_REQUEST_
Each line below should be quoted exactly, please.

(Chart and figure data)
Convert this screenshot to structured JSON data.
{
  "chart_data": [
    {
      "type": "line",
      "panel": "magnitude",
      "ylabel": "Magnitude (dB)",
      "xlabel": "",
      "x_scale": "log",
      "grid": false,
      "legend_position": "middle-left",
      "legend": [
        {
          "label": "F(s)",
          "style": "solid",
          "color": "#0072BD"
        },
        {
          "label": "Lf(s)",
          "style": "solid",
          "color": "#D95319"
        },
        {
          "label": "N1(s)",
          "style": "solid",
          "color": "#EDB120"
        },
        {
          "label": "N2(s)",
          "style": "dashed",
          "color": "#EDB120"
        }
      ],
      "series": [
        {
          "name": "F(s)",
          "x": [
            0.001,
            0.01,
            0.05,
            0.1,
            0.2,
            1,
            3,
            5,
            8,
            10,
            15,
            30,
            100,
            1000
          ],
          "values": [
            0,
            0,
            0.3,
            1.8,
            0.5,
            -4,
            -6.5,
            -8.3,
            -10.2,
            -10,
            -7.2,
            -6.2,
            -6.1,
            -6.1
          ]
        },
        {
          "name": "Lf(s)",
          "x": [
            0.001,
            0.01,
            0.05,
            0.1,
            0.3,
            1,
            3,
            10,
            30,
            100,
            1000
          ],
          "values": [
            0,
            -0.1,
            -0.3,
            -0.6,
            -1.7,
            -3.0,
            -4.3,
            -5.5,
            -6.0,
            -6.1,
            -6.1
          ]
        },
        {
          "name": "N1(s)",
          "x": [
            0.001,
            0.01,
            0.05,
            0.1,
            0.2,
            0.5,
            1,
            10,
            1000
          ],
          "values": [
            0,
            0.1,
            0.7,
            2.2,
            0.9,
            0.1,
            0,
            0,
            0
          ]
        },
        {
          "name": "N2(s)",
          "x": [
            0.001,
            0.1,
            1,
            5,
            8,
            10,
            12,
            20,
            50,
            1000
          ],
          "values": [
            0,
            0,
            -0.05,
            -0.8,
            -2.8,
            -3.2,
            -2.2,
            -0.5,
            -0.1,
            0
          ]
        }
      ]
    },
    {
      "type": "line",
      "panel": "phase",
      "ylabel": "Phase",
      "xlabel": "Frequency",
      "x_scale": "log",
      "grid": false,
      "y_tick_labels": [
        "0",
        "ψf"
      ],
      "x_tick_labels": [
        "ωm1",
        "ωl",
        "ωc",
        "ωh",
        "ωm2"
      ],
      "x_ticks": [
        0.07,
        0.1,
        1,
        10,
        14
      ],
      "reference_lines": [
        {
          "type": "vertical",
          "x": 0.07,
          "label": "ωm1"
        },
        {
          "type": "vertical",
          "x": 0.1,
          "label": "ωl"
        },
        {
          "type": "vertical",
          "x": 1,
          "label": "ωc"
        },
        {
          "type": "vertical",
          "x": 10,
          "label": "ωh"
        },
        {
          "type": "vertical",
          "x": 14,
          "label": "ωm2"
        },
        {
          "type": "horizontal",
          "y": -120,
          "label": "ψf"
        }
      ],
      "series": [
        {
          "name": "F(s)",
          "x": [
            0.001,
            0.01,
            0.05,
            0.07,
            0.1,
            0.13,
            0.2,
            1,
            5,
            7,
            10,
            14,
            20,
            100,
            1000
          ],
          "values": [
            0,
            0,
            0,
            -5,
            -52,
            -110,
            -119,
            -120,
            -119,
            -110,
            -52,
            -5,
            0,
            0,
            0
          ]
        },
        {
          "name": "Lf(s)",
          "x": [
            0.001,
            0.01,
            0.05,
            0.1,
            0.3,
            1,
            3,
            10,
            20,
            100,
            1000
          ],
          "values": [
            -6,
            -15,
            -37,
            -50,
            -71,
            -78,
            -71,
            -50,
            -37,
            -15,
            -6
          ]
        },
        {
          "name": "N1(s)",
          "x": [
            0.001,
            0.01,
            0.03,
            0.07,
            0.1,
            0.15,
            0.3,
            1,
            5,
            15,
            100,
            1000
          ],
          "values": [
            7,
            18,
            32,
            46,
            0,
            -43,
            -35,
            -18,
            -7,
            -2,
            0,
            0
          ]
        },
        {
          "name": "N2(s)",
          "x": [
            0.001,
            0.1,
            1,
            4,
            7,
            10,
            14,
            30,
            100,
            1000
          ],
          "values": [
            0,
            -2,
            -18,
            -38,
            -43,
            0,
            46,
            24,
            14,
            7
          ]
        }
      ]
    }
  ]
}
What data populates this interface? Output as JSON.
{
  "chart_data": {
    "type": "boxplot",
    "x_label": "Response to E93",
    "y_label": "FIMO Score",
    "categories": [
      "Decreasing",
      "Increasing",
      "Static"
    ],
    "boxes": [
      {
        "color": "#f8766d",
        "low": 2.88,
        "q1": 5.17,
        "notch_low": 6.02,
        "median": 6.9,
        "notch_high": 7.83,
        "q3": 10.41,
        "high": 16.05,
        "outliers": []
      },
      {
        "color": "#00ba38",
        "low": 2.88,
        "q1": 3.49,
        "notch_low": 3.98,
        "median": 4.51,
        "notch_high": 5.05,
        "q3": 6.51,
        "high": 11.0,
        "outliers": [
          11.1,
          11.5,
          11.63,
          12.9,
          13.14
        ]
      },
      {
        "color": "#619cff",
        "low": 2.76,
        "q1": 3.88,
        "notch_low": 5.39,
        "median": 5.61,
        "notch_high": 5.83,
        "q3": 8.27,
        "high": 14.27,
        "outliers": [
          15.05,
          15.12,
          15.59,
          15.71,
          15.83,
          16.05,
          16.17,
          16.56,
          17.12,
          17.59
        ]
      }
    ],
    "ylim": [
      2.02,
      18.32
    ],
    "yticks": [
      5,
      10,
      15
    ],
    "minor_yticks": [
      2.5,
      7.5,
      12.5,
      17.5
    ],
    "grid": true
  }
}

_SOLUTION_
Convert this screenshot to structured JSON data.
{
  "chart_data": [
    {
      "type": "line",
      "panel": "magnitude",
      "ylabel": "Magnitude (dB)",
      "xlabel": "",
      "x_scale": "log",
      "grid": false,
      "legend_position": "middle-left",
      "legend": [
        {
          "label": "F(s)",
          "style": "solid",
          "color": "#0072BD"
        },
        {
          "label": "Lf(s)",
          "style": "solid",
          "color": "#D95319"
        },
        {
          "label": "N1(s)",
          "style": "solid",
          "color": "#EDB120"
        },
        {
          "label": "N2(s)",
          "style": "dashed",
          "color": "#EDB120"
        }
      ],
      "series": [
        {
          "name": "F(s)",
          "x": [
            0.001,
            0.01,
            0.05,
            0.1,
            0.2,
            1,
            3,
            5,
            8,
            10,
            15,
            30,
            100,
            1000
          ],
          "values": [
            0,
            0,
            0.3,
            1.8,
            0.5,
            -4,
            -6.5,
            -8.3,
            -10.2,
            -10,
            -7.2,
            -6.2,
            -6.1,
            -6.1
          ]
        },
        {
          "name": "Lf(s)",
          "x": [
            0.001,
            0.01,
            0.05,
            0.1,
            0.3,
            1,
            3,
            10,
            30,
            100,
            1000
          ],
          "values": [
            0,
            -0.1,
            -0.3,
            -0.6,
            -1.7,
            -3.0,
            -4.3,
            -5.5,
            -6.0,
            -6.1,
            -6.1
          ]
        },
        {
          "name": "N1(s)",
          "x": [
            0.001,
            0.01,
            0.05,
            0.1,
            0.2,
            0.5,
            1,
            10,
            1000
          ],
          "values": [
            0,
            0.1,
            0.7,
            2.2,
            0.9,
            0.1,
            0,
            0,
            0
          ]
        },
        {
          "name": "N2(s)",
          "x": [
            0.001,
            0.1,
            1,
            5,
            8,
            10,
            12,
            20,
            50,
            1000
          ],
          "values": [
            0,
            0,
            -0.05,
            -0.8,
            -2.8,
            -3.2,
            -2.2,
            -0.5,
            -0.1,
            0
          ]
        }
      ]
    },
    {
      "type": "line",
      "panel": "phase",
      "ylabel": "Phase",
      "xlabel": "Frequency",
      "x_scale": "log",
      "grid": false,
      "y_tick_labels": [
        "0",
        "ψf"
      ],
      "x_tick_labels": [
        "ωm1",
        "ωl",
        "ωc",
        "ωh",
        "ωm2"
      ],
      "x_ticks": [
        0.07,
        0.1,
        1,
        10,
        14
      ],
      "reference_lines": [
        {
          "type": "vertical",
          "x": 0.07,
          "label": "ωm1"
        },
        {
          "type": "vertical",
          "x": 0.1,
          "label": "ωl"
        },
        {
          "type": "vertical",
          "x": 1,
          "label": "ωc"
        },
        {
          "type": "vertical",
          "x": 10,
          "label": "ωh"
        },
        {
          "type": "vertical",
          "x": 14,
          "label": "ωm2"
        },
        {
          "type": "horizontal",
          "y": -120,
          "label": "ψf"
        }
      ],
      "series": [
        {
          "name": "F(s)",
          "x": [
            0.001,
            0.01,
            0.05,
            0.07,
            0.1,
            0.13,
            0.2,
            1,
            5,
            7,
            10,
            14,
            20,
            100,
            1000
          ],
          "values": [
            0,
            0,
            0,
            -5,
            -52,
            -110,
            -119,
            -120,
            -119,
            -110,
            -52,
            -5,
            0,
            0,
            0
          ]
        },
        {
          "name": "Lf(s)",
          "x": [
            0.001,
            0.01,
            0.05,
            0.1,
            0.3,
            1,
            3,
            10,
            20,
            100,
            1000
          ],
          "values": [
            -6,
            -15,
            -37,
            -50,
            -71,
            -78,
            -71,
            -50,
            -37,
            -15,
            -6
          ]
        },
        {
          "name": "N1(s)",
          "x": [
            0.001,
            0.01,
            0.03,
            0.07,
            0.1,
            0.15,
            0.3,
            1,
            5,
            15,
            100,
            1000
          ],
          "values": [
            7,
            18,
            32,
            46,
            0,
            -43,
            -35,
            -18,
            -7,
            -2,
            0,
            0
          ]
        },
        {
          "name": "N2(s)",
          "x": [
            0.001,
            0.1,
            1,
            4,
            7,
            10,
            14,
            30,
            100,
            1000
          ],
          "values": [
            0,
            -2,
            -18,
            -38,
            -43,
            0,
            46,
            24,
            14,
            7
          ]
        }
      ]
    }
  ]
}
What data populates this interface? Output as JSON.
{
  "chart_data": {
    "type": "boxplot",
    "x_label": "Response to E93",
    "y_label": "FIMO Score",
    "categories": [
      "Decreasing",
      "Increasing",
      "Static"
    ],
    "boxes": [
      {
        "color": "#f8766d",
        "low": 2.88,
        "q1": 5.17,
        "notch_low": 6.02,
        "median": 6.9,
        "notch_high": 7.83,
        "q3": 10.41,
        "high": 16.05,
        "outliers": []
      },
      {
        "color": "#00ba38",
        "low": 2.88,
        "q1": 3.49,
        "notch_low": 3.98,
        "median": 4.51,
        "notch_high": 5.05,
        "q3": 6.51,
        "high": 11.0,
        "outliers": [
          11.1,
          11.5,
          11.63,
          12.9,
          13.14
        ]
      },
      {
        "color": "#619cff",
        "low": 2.76,
        "q1": 3.88,
        "notch_low": 5.39,
        "median": 5.61,
        "notch_high": 5.83,
        "q3": 8.27,
        "high": 14.27,
        "outliers": [
          15.05,
          15.12,
          15.59,
          15.71,
          15.83,
          16.05,
          16.17,
          16.56,
          17.12,
          17.59
        ]
      }
    ],
    "ylim": [
      2.02,
      18.32
    ],
    "yticks": [
      5,
      10,
      15
    ],
    "minor_yticks": [
      2.5,
      7.5,
      12.5,
      17.5
    ],
    "grid": true
  }
}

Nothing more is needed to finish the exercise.